Entries taken from a collection:
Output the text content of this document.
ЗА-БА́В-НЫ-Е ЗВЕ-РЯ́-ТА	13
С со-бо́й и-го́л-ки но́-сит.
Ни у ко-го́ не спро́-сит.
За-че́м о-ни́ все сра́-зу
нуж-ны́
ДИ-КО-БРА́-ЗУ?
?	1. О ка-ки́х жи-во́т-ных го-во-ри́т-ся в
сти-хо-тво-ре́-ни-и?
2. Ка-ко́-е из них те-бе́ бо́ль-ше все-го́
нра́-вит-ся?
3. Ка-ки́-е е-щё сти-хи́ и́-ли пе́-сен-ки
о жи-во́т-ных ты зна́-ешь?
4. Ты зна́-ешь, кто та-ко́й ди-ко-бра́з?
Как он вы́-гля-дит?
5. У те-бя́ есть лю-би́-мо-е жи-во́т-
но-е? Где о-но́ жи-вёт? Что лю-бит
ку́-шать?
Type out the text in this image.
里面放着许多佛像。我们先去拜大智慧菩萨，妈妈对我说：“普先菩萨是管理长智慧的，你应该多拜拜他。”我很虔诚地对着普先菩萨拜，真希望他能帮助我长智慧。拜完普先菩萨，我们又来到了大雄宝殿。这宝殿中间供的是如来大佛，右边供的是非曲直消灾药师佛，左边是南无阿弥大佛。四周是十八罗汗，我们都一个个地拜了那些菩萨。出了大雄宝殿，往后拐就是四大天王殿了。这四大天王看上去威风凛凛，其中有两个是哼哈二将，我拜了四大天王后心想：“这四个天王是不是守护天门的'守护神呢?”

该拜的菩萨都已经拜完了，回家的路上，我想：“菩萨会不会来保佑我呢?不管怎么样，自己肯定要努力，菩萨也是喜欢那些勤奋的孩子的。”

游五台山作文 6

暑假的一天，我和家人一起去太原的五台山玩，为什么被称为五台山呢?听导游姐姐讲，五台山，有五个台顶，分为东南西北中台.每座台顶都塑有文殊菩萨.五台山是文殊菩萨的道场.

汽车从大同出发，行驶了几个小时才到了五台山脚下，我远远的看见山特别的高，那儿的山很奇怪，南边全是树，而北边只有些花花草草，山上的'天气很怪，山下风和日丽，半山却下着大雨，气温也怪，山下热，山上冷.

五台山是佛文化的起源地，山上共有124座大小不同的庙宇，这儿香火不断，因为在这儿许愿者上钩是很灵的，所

• **What the exercise asks**:
Write out the data exactly as it stands.

• **Worked solution**:
Output the text content of this document.
ЗА-БА́В-НЫ-Е ЗВЕ-РЯ́-ТА	13
С со-бо́й и-го́л-ки но́-сит.
Ни у ко-го́ не спро́-сит.
За-че́м о-ни́ все сра́-зу
нуж-ны́
ДИ-КО-БРА́-ЗУ?
?	1. О ка-ки́х жи-во́т-ных го-во-ри́т-ся в
сти-хо-тво-ре́-ни-и?
2. Ка-ко́-е из них те-бе́ бо́ль-ше все-го́
нра́-вит-ся?
3. Ка-ки́-е е-щё сти-хи́ и́-ли пе́-сен-ки
о жи-во́т-ных ты зна́-ешь?
4. Ты зна́-ешь, кто та-ко́й ди-ко-бра́з?
Как он вы́-гля-дит?
5. У те-бя́ есть лю-би́-мо-е жи-во́т-
но-е? Где о-но́ жи-вёт? Что лю-бит
ку́-шать?
Type out the text in this image.
里面放着许多佛像。我们先去拜大智慧菩萨，妈妈对我说：“普先菩萨是管理长智慧的，你应该多拜拜他。”我很虔诚地对着普先菩萨拜，真希望他能帮助我长智慧。拜完普先菩萨，我们又来到了大雄宝殿。这宝殿中间供的是如来大佛，右边供的是非曲直消灾药师佛，左边是南无阿弥大佛。四周是十八罗汗，我们都一个个地拜了那些菩萨。出了大雄宝殿，往后拐就是四大天王殿了。这四大天王看上去威风凛凛，其中有两个是哼哈二将，我拜了四大天王后心想：“这四个天王是不是守护天门的'守护神呢?”

该拜的菩萨都已经拜完了，回家的路上，我想：“菩萨会不会来保佑我呢?不管怎么样，自己肯定要努力，菩萨也是喜欢那些勤奋的孩子的。”

游五台山作文 6

暑假的一天，我和家人一起去太原的五台山玩，为什么被称为五台山呢?听导游姐姐讲，五台山，有五个台顶，分为东南西北中台.每座台顶都塑有文殊菩萨.五台山是文殊菩萨的道场.

汽车从大同出发，行驶了几个小时才到了五台山脚下，我远远的看见山特别的高，那儿的山很奇怪，南边全是树，而北边只有些花花草草，山上的'天气很怪，山下风和日丽，半山却下着大雨，气温也怪，山下热，山上冷.

五台山是佛文化的起源地，山上共有124座大小不同的庙宇，这儿香火不断，因为在这儿许愿者上钩是很灵的，所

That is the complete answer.